Pick out every line in the data below that holds "средств".
** start Extracted information **
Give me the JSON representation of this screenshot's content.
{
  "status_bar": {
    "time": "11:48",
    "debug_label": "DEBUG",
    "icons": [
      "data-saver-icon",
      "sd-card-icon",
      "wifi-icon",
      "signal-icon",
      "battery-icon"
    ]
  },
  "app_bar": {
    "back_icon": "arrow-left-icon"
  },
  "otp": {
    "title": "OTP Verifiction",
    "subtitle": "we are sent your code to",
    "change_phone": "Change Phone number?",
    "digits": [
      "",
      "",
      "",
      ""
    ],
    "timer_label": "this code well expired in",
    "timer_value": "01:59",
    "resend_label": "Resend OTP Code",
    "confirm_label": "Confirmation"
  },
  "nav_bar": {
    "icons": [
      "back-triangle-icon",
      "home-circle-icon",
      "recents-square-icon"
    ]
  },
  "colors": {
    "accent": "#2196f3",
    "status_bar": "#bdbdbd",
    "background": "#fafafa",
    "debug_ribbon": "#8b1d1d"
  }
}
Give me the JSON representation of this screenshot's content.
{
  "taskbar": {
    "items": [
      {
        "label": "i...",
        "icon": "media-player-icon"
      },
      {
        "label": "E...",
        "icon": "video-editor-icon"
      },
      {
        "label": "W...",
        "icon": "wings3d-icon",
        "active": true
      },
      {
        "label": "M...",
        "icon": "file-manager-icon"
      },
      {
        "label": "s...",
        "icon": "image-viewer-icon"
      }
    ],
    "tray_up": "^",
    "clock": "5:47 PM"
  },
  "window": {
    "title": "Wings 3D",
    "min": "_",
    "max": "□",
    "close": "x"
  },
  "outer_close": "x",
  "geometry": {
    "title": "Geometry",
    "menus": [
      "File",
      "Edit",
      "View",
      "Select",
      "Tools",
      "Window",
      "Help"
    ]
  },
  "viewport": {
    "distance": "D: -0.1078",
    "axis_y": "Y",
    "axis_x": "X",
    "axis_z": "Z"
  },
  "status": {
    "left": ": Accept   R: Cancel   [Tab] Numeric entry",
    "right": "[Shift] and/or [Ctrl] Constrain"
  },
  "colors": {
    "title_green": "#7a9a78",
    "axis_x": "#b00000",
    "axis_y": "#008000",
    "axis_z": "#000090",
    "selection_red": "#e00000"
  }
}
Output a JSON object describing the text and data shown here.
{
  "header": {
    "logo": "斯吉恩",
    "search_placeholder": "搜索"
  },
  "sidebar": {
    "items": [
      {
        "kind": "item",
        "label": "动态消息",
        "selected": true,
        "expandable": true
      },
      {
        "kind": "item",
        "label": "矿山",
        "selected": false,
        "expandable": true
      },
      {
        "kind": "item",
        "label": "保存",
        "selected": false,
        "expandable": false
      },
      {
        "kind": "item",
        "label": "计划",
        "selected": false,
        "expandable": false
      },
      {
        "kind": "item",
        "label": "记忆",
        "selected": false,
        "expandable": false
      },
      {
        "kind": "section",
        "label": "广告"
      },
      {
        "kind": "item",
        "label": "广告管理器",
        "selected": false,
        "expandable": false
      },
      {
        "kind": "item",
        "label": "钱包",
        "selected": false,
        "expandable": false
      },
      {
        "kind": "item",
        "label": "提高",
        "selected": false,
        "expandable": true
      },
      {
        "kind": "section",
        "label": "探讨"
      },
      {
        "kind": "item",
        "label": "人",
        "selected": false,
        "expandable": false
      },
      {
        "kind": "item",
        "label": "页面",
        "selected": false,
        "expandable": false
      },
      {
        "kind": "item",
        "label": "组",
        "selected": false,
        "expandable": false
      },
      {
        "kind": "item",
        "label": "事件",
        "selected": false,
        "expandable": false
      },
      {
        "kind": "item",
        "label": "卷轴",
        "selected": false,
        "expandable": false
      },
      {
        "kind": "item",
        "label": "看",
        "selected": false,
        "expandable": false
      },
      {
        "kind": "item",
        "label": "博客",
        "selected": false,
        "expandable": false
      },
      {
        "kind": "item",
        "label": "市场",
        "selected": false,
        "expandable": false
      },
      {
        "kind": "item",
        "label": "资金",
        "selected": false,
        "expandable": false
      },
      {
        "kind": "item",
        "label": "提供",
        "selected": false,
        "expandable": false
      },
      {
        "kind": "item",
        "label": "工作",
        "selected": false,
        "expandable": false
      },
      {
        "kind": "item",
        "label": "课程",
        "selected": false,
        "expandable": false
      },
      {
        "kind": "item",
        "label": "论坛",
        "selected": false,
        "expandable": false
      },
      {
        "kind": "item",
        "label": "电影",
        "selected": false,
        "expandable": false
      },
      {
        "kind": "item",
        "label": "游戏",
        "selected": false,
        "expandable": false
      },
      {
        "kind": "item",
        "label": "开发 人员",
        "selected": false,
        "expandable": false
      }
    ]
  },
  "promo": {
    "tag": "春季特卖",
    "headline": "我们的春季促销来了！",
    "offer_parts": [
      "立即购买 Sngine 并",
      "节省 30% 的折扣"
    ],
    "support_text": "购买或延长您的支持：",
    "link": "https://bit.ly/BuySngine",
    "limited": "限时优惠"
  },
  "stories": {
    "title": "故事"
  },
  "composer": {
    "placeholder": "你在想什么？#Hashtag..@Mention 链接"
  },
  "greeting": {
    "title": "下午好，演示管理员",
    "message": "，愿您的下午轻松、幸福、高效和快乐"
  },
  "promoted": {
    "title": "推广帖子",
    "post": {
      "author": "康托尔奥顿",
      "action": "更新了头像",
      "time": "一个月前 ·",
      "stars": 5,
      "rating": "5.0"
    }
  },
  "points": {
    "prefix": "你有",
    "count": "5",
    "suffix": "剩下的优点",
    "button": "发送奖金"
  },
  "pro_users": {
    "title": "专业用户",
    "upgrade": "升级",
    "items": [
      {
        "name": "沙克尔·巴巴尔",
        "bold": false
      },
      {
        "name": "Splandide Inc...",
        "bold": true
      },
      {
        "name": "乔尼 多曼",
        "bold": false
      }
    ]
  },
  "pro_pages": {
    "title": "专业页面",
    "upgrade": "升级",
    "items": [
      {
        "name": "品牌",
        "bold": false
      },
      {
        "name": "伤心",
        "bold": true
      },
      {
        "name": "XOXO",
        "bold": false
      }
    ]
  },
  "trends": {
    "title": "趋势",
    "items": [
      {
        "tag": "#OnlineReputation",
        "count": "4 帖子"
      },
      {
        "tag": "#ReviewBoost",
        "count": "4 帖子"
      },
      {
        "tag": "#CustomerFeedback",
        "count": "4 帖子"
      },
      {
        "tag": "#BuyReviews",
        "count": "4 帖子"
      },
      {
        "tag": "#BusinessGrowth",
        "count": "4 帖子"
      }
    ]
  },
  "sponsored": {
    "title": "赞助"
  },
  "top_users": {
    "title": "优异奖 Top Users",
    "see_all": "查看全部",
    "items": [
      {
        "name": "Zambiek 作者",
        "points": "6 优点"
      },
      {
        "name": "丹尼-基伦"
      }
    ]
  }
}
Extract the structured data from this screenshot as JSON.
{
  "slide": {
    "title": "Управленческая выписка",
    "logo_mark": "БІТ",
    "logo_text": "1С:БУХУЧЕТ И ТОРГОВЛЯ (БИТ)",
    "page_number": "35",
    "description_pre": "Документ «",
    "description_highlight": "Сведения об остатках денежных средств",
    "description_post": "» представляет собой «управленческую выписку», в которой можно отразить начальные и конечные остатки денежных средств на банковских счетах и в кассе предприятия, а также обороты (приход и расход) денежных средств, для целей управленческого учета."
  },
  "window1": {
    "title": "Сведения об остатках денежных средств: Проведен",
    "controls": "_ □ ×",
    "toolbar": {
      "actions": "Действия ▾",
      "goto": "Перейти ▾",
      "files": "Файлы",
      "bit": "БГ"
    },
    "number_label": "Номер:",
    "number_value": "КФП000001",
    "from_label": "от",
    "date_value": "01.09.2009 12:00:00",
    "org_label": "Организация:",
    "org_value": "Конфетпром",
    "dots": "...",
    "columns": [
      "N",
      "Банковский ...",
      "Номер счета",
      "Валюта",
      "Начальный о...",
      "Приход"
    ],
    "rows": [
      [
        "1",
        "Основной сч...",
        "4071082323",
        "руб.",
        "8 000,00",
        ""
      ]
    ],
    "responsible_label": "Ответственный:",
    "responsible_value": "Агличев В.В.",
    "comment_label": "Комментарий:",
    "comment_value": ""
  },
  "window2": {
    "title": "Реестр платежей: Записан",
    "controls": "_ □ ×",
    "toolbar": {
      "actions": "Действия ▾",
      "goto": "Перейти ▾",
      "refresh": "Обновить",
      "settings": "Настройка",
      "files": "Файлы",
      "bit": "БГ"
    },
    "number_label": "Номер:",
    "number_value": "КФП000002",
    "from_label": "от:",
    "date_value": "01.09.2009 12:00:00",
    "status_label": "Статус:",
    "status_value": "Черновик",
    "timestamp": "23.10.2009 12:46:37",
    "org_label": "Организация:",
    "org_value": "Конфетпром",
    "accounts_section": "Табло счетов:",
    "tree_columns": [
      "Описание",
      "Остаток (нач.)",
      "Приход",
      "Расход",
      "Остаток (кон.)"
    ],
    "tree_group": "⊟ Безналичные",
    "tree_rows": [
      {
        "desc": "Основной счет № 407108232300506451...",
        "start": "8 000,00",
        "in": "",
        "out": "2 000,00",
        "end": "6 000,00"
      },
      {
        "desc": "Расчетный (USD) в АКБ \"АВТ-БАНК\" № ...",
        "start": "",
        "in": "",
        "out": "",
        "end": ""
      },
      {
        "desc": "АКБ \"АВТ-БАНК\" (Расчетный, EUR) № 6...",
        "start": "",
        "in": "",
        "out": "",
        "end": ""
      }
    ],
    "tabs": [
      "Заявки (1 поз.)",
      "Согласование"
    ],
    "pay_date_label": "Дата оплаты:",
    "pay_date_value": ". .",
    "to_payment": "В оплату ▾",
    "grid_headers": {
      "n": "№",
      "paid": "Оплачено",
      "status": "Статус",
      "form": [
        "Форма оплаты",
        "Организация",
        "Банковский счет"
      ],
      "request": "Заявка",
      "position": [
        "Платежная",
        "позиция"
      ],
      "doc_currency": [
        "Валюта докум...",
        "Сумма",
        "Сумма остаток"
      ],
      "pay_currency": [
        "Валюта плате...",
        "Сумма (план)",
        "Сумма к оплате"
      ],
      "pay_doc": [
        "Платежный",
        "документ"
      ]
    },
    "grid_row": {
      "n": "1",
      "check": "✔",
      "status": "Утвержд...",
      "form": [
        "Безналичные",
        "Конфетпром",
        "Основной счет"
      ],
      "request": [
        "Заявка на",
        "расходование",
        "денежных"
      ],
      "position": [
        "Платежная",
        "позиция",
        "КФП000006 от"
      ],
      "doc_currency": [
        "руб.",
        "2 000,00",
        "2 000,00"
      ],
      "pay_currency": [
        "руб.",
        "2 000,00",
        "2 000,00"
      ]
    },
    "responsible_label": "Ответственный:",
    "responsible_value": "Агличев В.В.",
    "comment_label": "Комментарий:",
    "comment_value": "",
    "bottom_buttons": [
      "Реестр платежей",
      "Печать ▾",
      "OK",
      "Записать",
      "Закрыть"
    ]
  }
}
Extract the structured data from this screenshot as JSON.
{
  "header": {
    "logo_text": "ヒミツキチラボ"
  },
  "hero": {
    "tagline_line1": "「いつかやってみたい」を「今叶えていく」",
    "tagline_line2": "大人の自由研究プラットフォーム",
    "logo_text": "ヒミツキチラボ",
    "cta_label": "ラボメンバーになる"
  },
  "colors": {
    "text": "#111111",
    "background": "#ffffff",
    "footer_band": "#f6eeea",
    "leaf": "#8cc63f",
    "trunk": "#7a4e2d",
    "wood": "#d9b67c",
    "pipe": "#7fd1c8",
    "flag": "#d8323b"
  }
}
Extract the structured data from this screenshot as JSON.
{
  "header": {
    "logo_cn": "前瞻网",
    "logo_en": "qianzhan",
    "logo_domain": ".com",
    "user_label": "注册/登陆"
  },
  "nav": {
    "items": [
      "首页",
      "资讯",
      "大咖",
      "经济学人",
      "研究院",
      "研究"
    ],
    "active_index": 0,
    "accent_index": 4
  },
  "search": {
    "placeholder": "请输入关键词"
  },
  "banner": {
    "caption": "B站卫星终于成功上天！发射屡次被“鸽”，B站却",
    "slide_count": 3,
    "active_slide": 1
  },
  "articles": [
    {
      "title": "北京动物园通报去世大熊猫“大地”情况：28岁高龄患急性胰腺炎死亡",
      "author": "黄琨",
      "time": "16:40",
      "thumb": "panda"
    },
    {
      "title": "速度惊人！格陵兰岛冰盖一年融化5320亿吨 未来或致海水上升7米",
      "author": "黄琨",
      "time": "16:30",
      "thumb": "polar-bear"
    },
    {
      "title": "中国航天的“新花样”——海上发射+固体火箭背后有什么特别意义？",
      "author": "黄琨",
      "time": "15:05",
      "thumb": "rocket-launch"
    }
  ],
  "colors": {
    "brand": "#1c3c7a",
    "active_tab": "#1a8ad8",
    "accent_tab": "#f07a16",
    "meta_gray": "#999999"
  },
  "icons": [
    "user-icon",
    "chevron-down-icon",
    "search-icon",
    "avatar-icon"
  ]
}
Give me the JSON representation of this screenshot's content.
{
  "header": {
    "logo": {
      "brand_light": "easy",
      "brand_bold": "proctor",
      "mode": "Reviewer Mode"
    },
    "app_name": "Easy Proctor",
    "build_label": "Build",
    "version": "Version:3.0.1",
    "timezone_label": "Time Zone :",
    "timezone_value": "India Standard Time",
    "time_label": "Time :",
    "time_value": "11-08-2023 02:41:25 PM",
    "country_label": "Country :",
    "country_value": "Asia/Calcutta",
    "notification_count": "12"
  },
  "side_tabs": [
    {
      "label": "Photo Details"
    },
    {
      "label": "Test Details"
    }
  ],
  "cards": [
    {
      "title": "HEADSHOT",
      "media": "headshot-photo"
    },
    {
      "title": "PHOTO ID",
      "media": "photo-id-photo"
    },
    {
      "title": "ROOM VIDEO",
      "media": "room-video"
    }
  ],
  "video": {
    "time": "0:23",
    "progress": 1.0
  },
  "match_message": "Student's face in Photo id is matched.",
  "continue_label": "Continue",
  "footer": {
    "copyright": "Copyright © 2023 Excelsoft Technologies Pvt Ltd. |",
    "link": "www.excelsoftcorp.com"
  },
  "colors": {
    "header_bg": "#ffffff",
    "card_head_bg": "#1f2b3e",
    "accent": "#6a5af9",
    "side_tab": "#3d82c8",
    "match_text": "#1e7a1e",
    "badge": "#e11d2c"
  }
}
** end Extracted information **
## Task solution:
    "description_highlight": "Сведения об остатках денежных средств",
    "description_post": "» представляет собой «управленческую выписку», в которой можно отразить начальные и конечные остатки денежных средств на банковских счетах и в кассе предприятия, а также обороты (приход и расход) денежных средств, для целей управленческого учета."
    "title": "Сведения об остатках денежных средств: Проведен",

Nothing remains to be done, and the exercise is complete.